--- start of EXTRACTED MATERIAL ---

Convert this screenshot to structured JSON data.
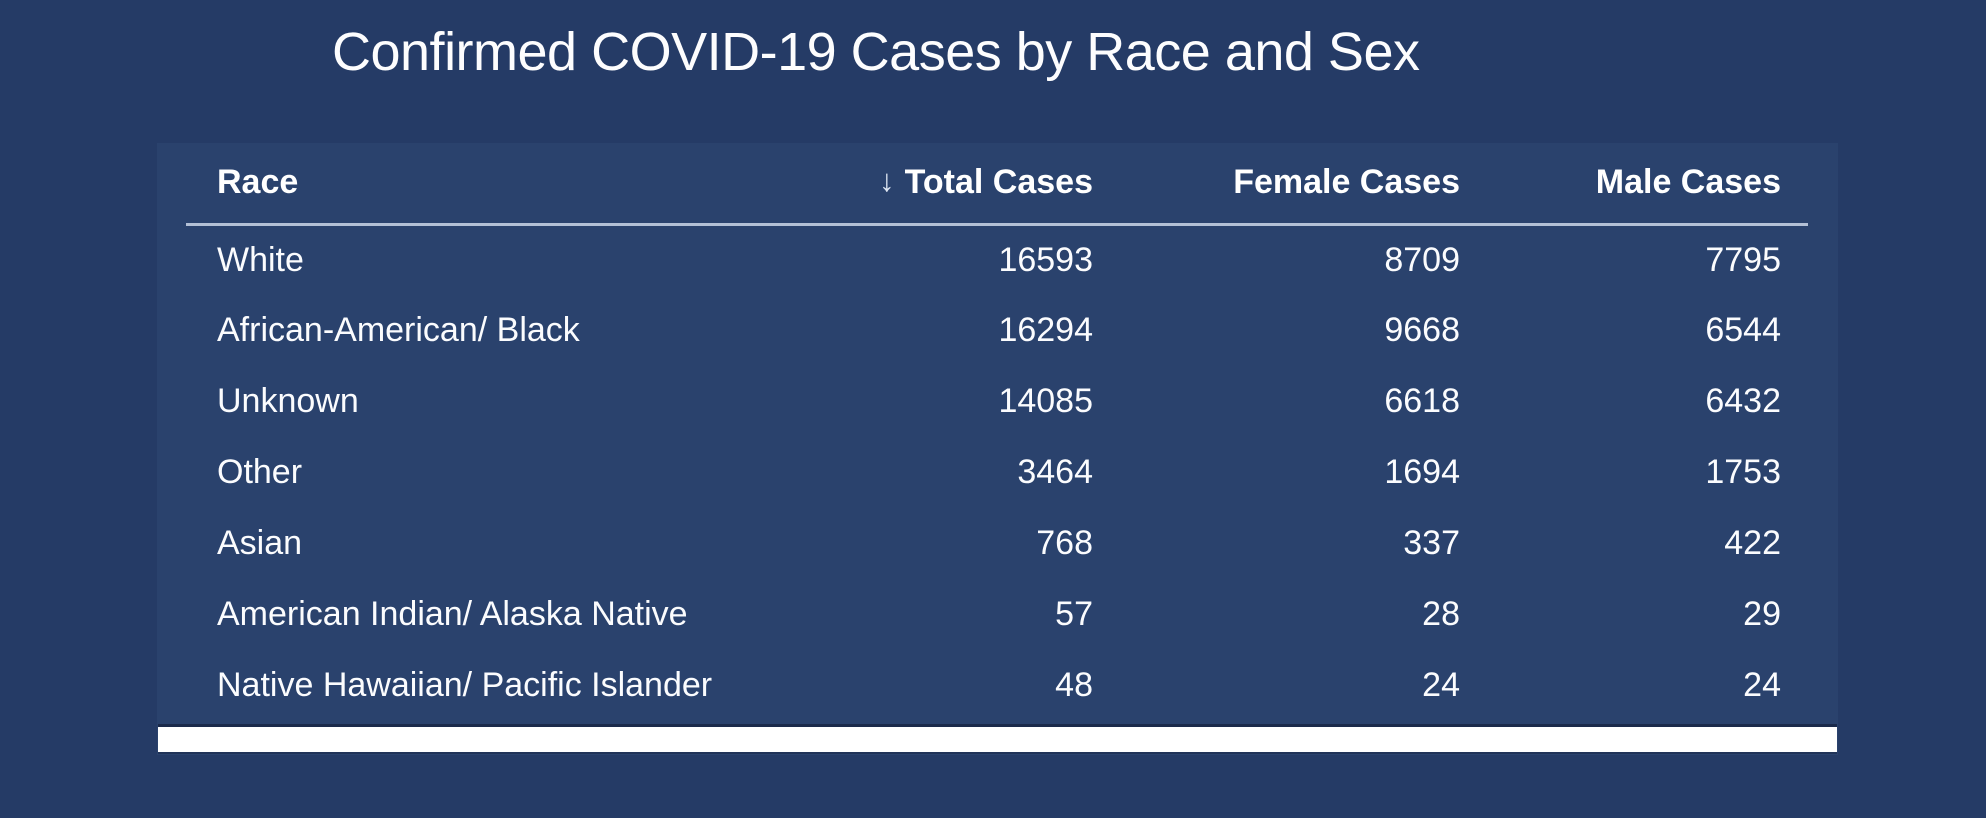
{
  "page": {
    "title": "Confirmed COVID-19 Cases by Race and Sex"
  },
  "colors": {
    "page_bg": "#253b66",
    "panel_bg": "#2a426d",
    "header_rule": "#b3c0d6",
    "text": "#ffffff",
    "scrollbar_track": "#ffffff"
  },
  "table": {
    "columns": {
      "race": "Race",
      "total": "Total Cases",
      "female": "Female Cases",
      "male": "Male Cases"
    },
    "sort": {
      "column": "total",
      "direction": "descending",
      "icon": "↓"
    },
    "rows": [
      {
        "race": "White",
        "total": "16593",
        "female": "8709",
        "male": "7795"
      },
      {
        "race": "African-American/ Black",
        "total": "16294",
        "female": "9668",
        "male": "6544"
      },
      {
        "race": "Unknown",
        "total": "14085",
        "female": "6618",
        "male": "6432"
      },
      {
        "race": "Other",
        "total": "3464",
        "female": "1694",
        "male": "1753"
      },
      {
        "race": "Asian",
        "total": "768",
        "female": "337",
        "male": "422"
      },
      {
        "race": "American Indian/ Alaska Native",
        "total": "57",
        "female": "28",
        "male": "29"
      },
      {
        "race": "Native Hawaiian/ Pacific Islander",
        "total": "48",
        "female": "24",
        "male": "24"
      }
    ]
  },
  "chart_data": {
    "type": "table",
    "title": "Confirmed COVID-19 Cases by Race and Sex",
    "columns": [
      "Race",
      "Total Cases",
      "Female Cases",
      "Male Cases"
    ],
    "sort": "Total Cases descending",
    "rows": [
      [
        "White",
        16593,
        8709,
        7795
      ],
      [
        "African-American/ Black",
        16294,
        9668,
        6544
      ],
      [
        "Unknown",
        14085,
        6618,
        6432
      ],
      [
        "Other",
        3464,
        1694,
        1753
      ],
      [
        "Asian",
        768,
        337,
        422
      ],
      [
        "American Indian/ Alaska Native",
        57,
        28,
        29
      ],
      [
        "Native Hawaiian/ Pacific Islander",
        48,
        24,
        24
      ]
    ]
  }
}
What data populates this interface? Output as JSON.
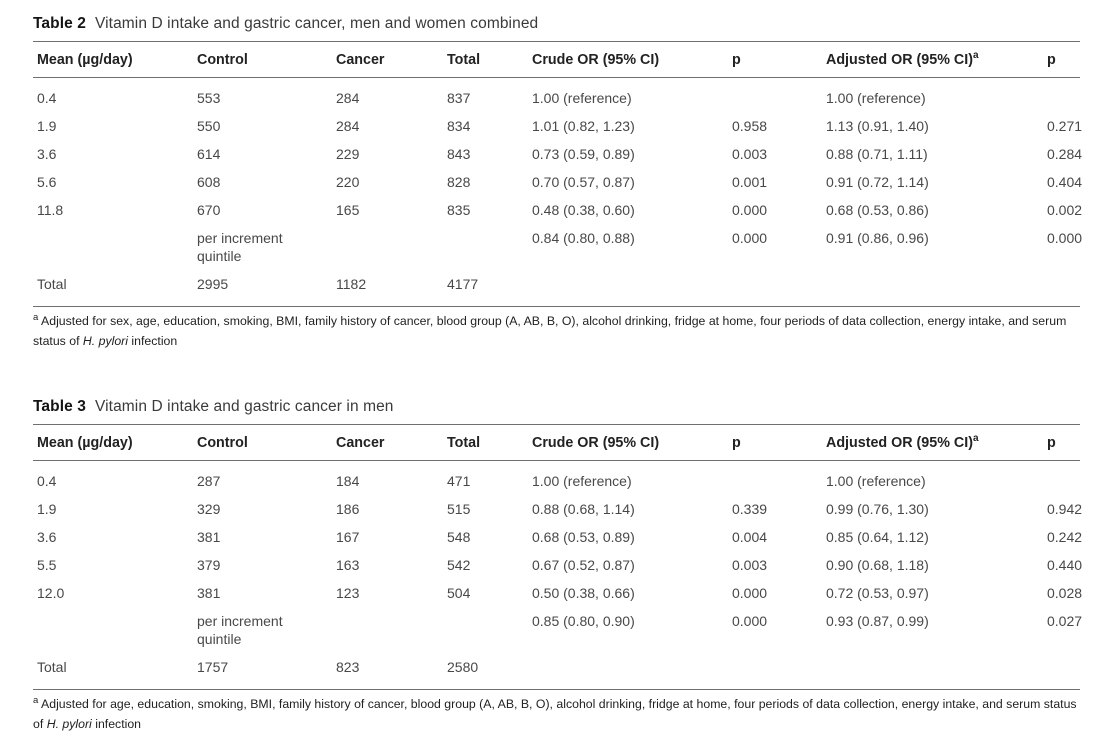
{
  "tables": [
    {
      "label": "Table 2",
      "title": "Vitamin D intake and gastric cancer, men and women combined",
      "columns": [
        "Mean (µg/day)",
        "Control",
        "Cancer",
        "Total",
        "Crude OR (95% CI)",
        "p",
        "Adjusted OR (95% CI)",
        "p"
      ],
      "header_sup": "a",
      "rows": [
        [
          "0.4",
          "553",
          "284",
          "837",
          "1.00 (reference)",
          "",
          "1.00 (reference)",
          ""
        ],
        [
          "1.9",
          "550",
          "284",
          "834",
          "1.01 (0.82, 1.23)",
          "0.958",
          "1.13 (0.91, 1.40)",
          "0.271"
        ],
        [
          "3.6",
          "614",
          "229",
          "843",
          "0.73 (0.59, 0.89)",
          "0.003",
          "0.88 (0.71, 1.11)",
          "0.284"
        ],
        [
          "5.6",
          "608",
          "220",
          "828",
          "0.70 (0.57, 0.87)",
          "0.001",
          "0.91 (0.72, 1.14)",
          "0.404"
        ],
        [
          "11.8",
          "670",
          "165",
          "835",
          "0.48 (0.38, 0.60)",
          "0.000",
          "0.68 (0.53, 0.86)",
          "0.002"
        ],
        [
          "",
          "per increment quintile",
          "",
          "",
          "0.84 (0.80, 0.88)",
          "0.000",
          "0.91 (0.86, 0.96)",
          "0.000"
        ],
        [
          "Total",
          "2995",
          "1182",
          "4177",
          "",
          "",
          "",
          ""
        ]
      ],
      "footnote": {
        "marker": "a",
        "text_before_italic": " Adjusted for sex, age, education, smoking, BMI, family history of cancer, blood group (A, AB, B, O), alcohol drinking, fridge at home, four periods of data collection, energy intake, and serum status of ",
        "italic": "H. pylori",
        "text_after_italic": " infection"
      }
    },
    {
      "label": "Table 3",
      "title": "Vitamin D intake and gastric cancer in men",
      "columns": [
        "Mean (µg/day)",
        "Control",
        "Cancer",
        "Total",
        "Crude OR (95% CI)",
        "p",
        "Adjusted OR (95% CI)",
        "p"
      ],
      "header_sup": "a",
      "rows": [
        [
          "0.4",
          "287",
          "184",
          "471",
          "1.00 (reference)",
          "",
          "1.00 (reference)",
          ""
        ],
        [
          "1.9",
          "329",
          "186",
          "515",
          "0.88 (0.68, 1.14)",
          "0.339",
          "0.99 (0.76, 1.30)",
          "0.942"
        ],
        [
          "3.6",
          "381",
          "167",
          "548",
          "0.68 (0.53, 0.89)",
          "0.004",
          "0.85 (0.64, 1.12)",
          "0.242"
        ],
        [
          "5.5",
          "379",
          "163",
          "542",
          "0.67 (0.52, 0.87)",
          "0.003",
          "0.90 (0.68, 1.18)",
          "0.440"
        ],
        [
          "12.0",
          "381",
          "123",
          "504",
          "0.50 (0.38, 0.66)",
          "0.000",
          "0.72 (0.53, 0.97)",
          "0.028"
        ],
        [
          "",
          "per increment quintile",
          "",
          "",
          "0.85 (0.80, 0.90)",
          "0.000",
          "0.93 (0.87, 0.99)",
          "0.027"
        ],
        [
          "Total",
          "1757",
          "823",
          "2580",
          "",
          "",
          "",
          ""
        ]
      ],
      "footnote": {
        "marker": "a",
        "text_before_italic": " Adjusted for age, education, smoking, BMI, family history of cancer, blood group (A, AB, B, O), alcohol drinking, fridge at home, four periods of data collection, energy intake, and serum status of ",
        "italic": "H. pylori",
        "text_after_italic": " infection"
      }
    }
  ]
}
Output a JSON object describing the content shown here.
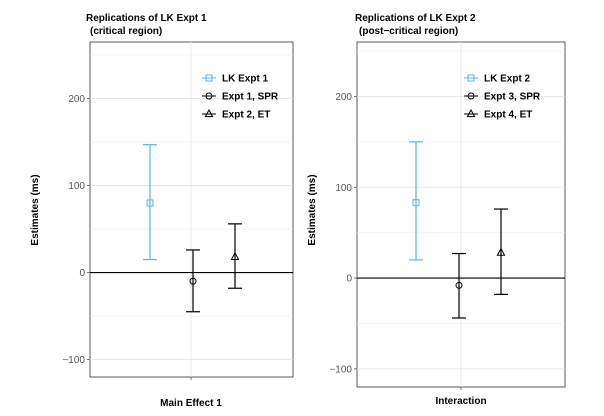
{
  "chart_data": [
    {
      "type": "errorbar",
      "title": "Replications of LK Expt 1",
      "subtitle": "(critical region)",
      "xlabel": "Main Effect 1",
      "ylabel": "Estimates (ms)",
      "ylim": [
        -120,
        265
      ],
      "yticks": [
        -100,
        0,
        100,
        200
      ],
      "yticklabels": [
        "−100",
        "0",
        "100",
        "200"
      ],
      "reference_line": 0,
      "grid": true,
      "legend_position": "top-right",
      "series": [
        {
          "name": "LK Expt 1",
          "marker": "square",
          "color": "#56b4e9",
          "estimate": 80,
          "lower": 15,
          "upper": 147
        },
        {
          "name": "Expt 1, SPR",
          "marker": "circle",
          "color": "#000000",
          "estimate": -10,
          "lower": -45,
          "upper": 26
        },
        {
          "name": "Expt 2, ET",
          "marker": "triangle",
          "color": "#000000",
          "estimate": 18,
          "lower": -18,
          "upper": 56
        }
      ]
    },
    {
      "type": "errorbar",
      "title": "Replications of LK Expt 2",
      "subtitle": "(post−critical region)",
      "xlabel": "Interaction",
      "ylabel": "Estimates (ms)",
      "ylim": [
        -120,
        260
      ],
      "yticks": [
        -100,
        0,
        100,
        200
      ],
      "yticklabels": [
        "−100",
        "0",
        "100",
        "200"
      ],
      "reference_line": 0,
      "grid": true,
      "legend_position": "top-right",
      "series": [
        {
          "name": "LK Expt 2",
          "marker": "square",
          "color": "#56b4e9",
          "estimate": 83,
          "lower": 20,
          "upper": 150
        },
        {
          "name": "Expt 3, SPR",
          "marker": "circle",
          "color": "#000000",
          "estimate": -8,
          "lower": -44,
          "upper": 27
        },
        {
          "name": "Expt 4, ET",
          "marker": "triangle",
          "color": "#000000",
          "estimate": 28,
          "lower": -18,
          "upper": 76
        }
      ]
    }
  ]
}
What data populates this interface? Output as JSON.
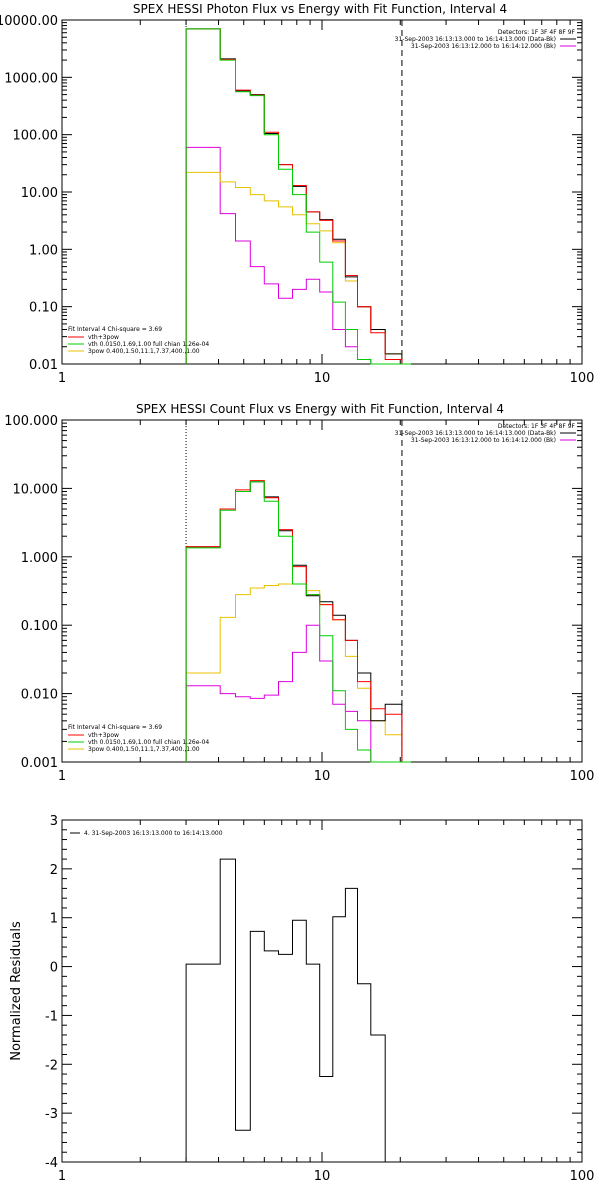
{
  "chart_data": [
    {
      "type": "line",
      "title": "SPEX HESSI Photon Flux vs Energy with Fit Function, Interval 4",
      "xlabel": "",
      "ylabel": "",
      "xscale": "log",
      "yscale": "log",
      "xlim": [
        1,
        100
      ],
      "ylim": [
        0.01,
        10000
      ],
      "xticks": [
        "1",
        "10",
        "100"
      ],
      "yticks": [
        "0.01",
        "0.10",
        "1.00",
        "10.00",
        "100.00",
        "1000.00",
        "10000.00"
      ],
      "vlines": [
        {
          "x": 3,
          "style": "dotted"
        },
        {
          "x": 20.3,
          "style": "dashed"
        }
      ],
      "header": [
        "Detectors: 1F 3F 4F 8F 9F",
        "31-Sep-2003 16:13:13.000 to 16:14:13.000 (Data-Bk)",
        "31-Sep-2003 16:13:12.000 to 16:14:12.000 (Bk)"
      ],
      "legend": [
        "Fit Interval  4   Chi-square = 3.69",
        "vth+3pow",
        "vth 0.0150,1.69,1.00  full chian 1.26e-04",
        "3pow 0.400,1.50,11.1,7.37,400.,1.00"
      ],
      "edges": [
        3.0,
        3.5,
        4.06,
        4.65,
        5.3,
        6.0,
        6.8,
        7.7,
        8.7,
        9.8,
        11.0,
        12.3,
        13.7,
        15.4,
        17.5,
        20.3,
        22.0
      ],
      "series": [
        {
          "name": "Data-Bk",
          "values": [
            7000,
            7000,
            2100,
            580,
            500,
            105,
            30,
            12.5,
            4.5,
            3.3,
            1.5,
            0.33,
            0.1,
            0.04,
            0.015,
            0.01
          ]
        },
        {
          "name": "vth+3pow",
          "values": [
            7000,
            7000,
            2050,
            600,
            490,
            110,
            30,
            13,
            4.5,
            3.2,
            1.4,
            0.35,
            0.1,
            0.035,
            0.012,
            0.01
          ]
        },
        {
          "name": "vth",
          "values": [
            7000,
            7000,
            2000,
            560,
            480,
            100,
            25,
            9,
            2,
            0.6,
            0.12,
            0.04,
            0.012,
            0.01,
            0.01,
            0.01
          ]
        },
        {
          "name": "3pow",
          "values": [
            22,
            22,
            15,
            12,
            9,
            7,
            5.5,
            4,
            2.8,
            2.1,
            1.3,
            0.28,
            0.1,
            0.04,
            0.015,
            0.01
          ]
        },
        {
          "name": "Bk",
          "values": [
            60,
            60,
            4.2,
            1.4,
            0.5,
            0.25,
            0.14,
            0.2,
            0.3,
            0.18,
            0.04,
            0.02,
            0.012,
            0.01,
            0.01,
            0.01
          ]
        }
      ]
    },
    {
      "type": "line",
      "title": "SPEX HESSI Count Flux vs Energy with Fit Function, Interval 4",
      "xlabel": "",
      "ylabel": "",
      "xscale": "log",
      "yscale": "log",
      "xlim": [
        1,
        100
      ],
      "ylim": [
        0.001,
        100
      ],
      "xticks": [
        "1",
        "10",
        "100"
      ],
      "yticks": [
        "0.001",
        "0.010",
        "0.100",
        "1.000",
        "10.000",
        "100.000"
      ],
      "vlines": [
        {
          "x": 3,
          "style": "dotted"
        },
        {
          "x": 20.3,
          "style": "dashed"
        }
      ],
      "header": [
        "Detectors: 1F 3F 4F 8F 9F",
        "31-Sep-2003 16:13:13.000 to 16:14:13.000 (Data-Bk)",
        "31-Sep-2003 16:13:12.000 to 16:14:12.000 (Bk)"
      ],
      "legend": [
        "Fit Interval  4   Chi-square = 3.69",
        "vth+3pow",
        "vth 0.0150,1.69,1.00  full chian 1.26e-04",
        "3pow 0.400,1.50,11.1,7.37,400.,1.00"
      ],
      "edges": [
        3.0,
        3.5,
        4.06,
        4.65,
        5.3,
        6.0,
        6.8,
        7.7,
        8.7,
        9.8,
        11.0,
        12.3,
        13.7,
        15.4,
        17.5,
        20.3,
        22.0
      ],
      "series": [
        {
          "name": "Data-Bk",
          "values": [
            1.4,
            1.4,
            5.0,
            9.0,
            12.5,
            7.5,
            2.4,
            0.75,
            0.27,
            0.22,
            0.14,
            0.06,
            0.02,
            0.004,
            0.007,
            0.001
          ]
        },
        {
          "name": "vth+3pow",
          "values": [
            1.4,
            1.4,
            5.0,
            9.5,
            13,
            7.3,
            2.5,
            0.72,
            0.28,
            0.2,
            0.12,
            0.06,
            0.015,
            0.006,
            0.005,
            0.001
          ]
        },
        {
          "name": "vth",
          "values": [
            1.35,
            1.35,
            4.8,
            9.0,
            12.5,
            6.5,
            2.0,
            0.4,
            0.28,
            0.07,
            0.011,
            0.003,
            0.0015,
            0.001,
            0.001,
            0.001
          ]
        },
        {
          "name": "3pow",
          "values": [
            0.02,
            0.02,
            0.13,
            0.28,
            0.35,
            0.38,
            0.4,
            0.4,
            0.32,
            0.2,
            0.12,
            0.035,
            0.012,
            0.004,
            0.0025,
            0.001
          ]
        },
        {
          "name": "Bk",
          "values": [
            0.013,
            0.013,
            0.01,
            0.009,
            0.0085,
            0.0095,
            0.015,
            0.04,
            0.1,
            0.03,
            0.007,
            0.0055,
            0.004,
            0.001,
            0.001,
            0.001
          ]
        }
      ]
    },
    {
      "type": "line",
      "title": "",
      "xlabel": "",
      "ylabel": "Normalized Residuals",
      "xscale": "log",
      "yscale": "linear",
      "xlim": [
        1,
        100
      ],
      "ylim": [
        -4,
        3
      ],
      "xticks": [
        "1",
        "10",
        "100"
      ],
      "yticks": [
        "3",
        "2",
        "1",
        "0",
        "-1",
        "-2",
        "-3",
        "-4"
      ],
      "legend": [
        "4. 31-Sep-2003 16:13:13.000 to 16:14:13.000"
      ],
      "edges": [
        3.0,
        3.5,
        4.06,
        4.65,
        5.3,
        6.0,
        6.8,
        7.7,
        8.7,
        9.8,
        11.0,
        12.3,
        13.7,
        15.4,
        17.5,
        20.3
      ],
      "series": [
        {
          "name": "4. 31-Sep-2003 16:13:13.000 to 16:14:13.000",
          "values": [
            0.05,
            0.05,
            2.2,
            -3.35,
            0.72,
            0.32,
            0.25,
            0.95,
            0.05,
            -2.25,
            1.02,
            1.6,
            -0.35,
            -1.4,
            -4.0
          ]
        }
      ]
    }
  ],
  "colors": {
    "data": "#000000",
    "total_fit": "#ff0000",
    "vth": "#00cc00",
    "pow": "#e8c000",
    "bk": "#dd00dd"
  }
}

--- end of EXTRACTED MATERIAL ---

Return each line that includes "Confirmed".

    "title": "Confirmed COVID-19 Cases by Race and Sex"
    "title": "Confirmed COVID-19 Cases by Race and Sex",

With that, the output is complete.